Exercise instructions:
Pictures do not belong in the copy, so please give every entry below again exactly.

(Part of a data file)
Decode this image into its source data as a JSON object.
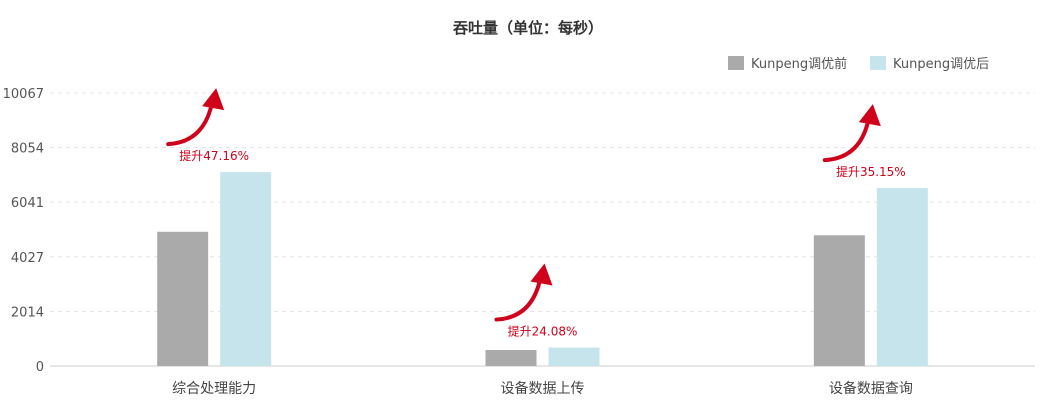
{
  "chart_data": {
    "type": "bar",
    "title": "吞吐量（单位：每秒）",
    "categories": [
      "综合处理能力",
      "设备数据上传",
      "设备数据查询"
    ],
    "series": [
      {
        "name": "Kunpeng调优前",
        "color": "#aaaaaa",
        "values": [
          4950,
          590,
          4820
        ]
      },
      {
        "name": "Kunpeng调优后",
        "color": "#c6e4ec",
        "values": [
          7150,
          680,
          6560
        ]
      }
    ],
    "y_ticks": [
      "0",
      "2014",
      "4027",
      "6041",
      "8054",
      "10067"
    ],
    "ylim": [
      0,
      10067
    ],
    "legend_position": "top-right",
    "grid": "horizontal-dashed",
    "annotations": [
      {
        "category_index": 0,
        "text": "提升47.16%"
      },
      {
        "category_index": 1,
        "text": "提升24.08%"
      },
      {
        "category_index": 2,
        "text": "提升35.15%"
      }
    ],
    "annotation_color": "#d0021b"
  }
}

Response to this exercise:
Decode this image into its source data as a JSON object.
{
  "chart_data": {
    "type": "bar",
    "title": "吞吐量（单位：每秒）",
    "categories": [
      "综合处理能力",
      "设备数据上传",
      "设备数据查询"
    ],
    "series": [
      {
        "name": "Kunpeng调优前",
        "color": "#aaaaaa",
        "values": [
          4950,
          590,
          4820
        ]
      },
      {
        "name": "Kunpeng调优后",
        "color": "#c6e4ec",
        "values": [
          7150,
          680,
          6560
        ]
      }
    ],
    "y_ticks": [
      "0",
      "2014",
      "4027",
      "6041",
      "8054",
      "10067"
    ],
    "ylim": [
      0,
      10067
    ],
    "legend_position": "top-right",
    "grid": "horizontal-dashed",
    "annotations": [
      {
        "category_index": 0,
        "text": "提升47.16%"
      },
      {
        "category_index": 1,
        "text": "提升24.08%"
      },
      {
        "category_index": 2,
        "text": "提升35.15%"
      }
    ],
    "annotation_color": "#d0021b"
  }
}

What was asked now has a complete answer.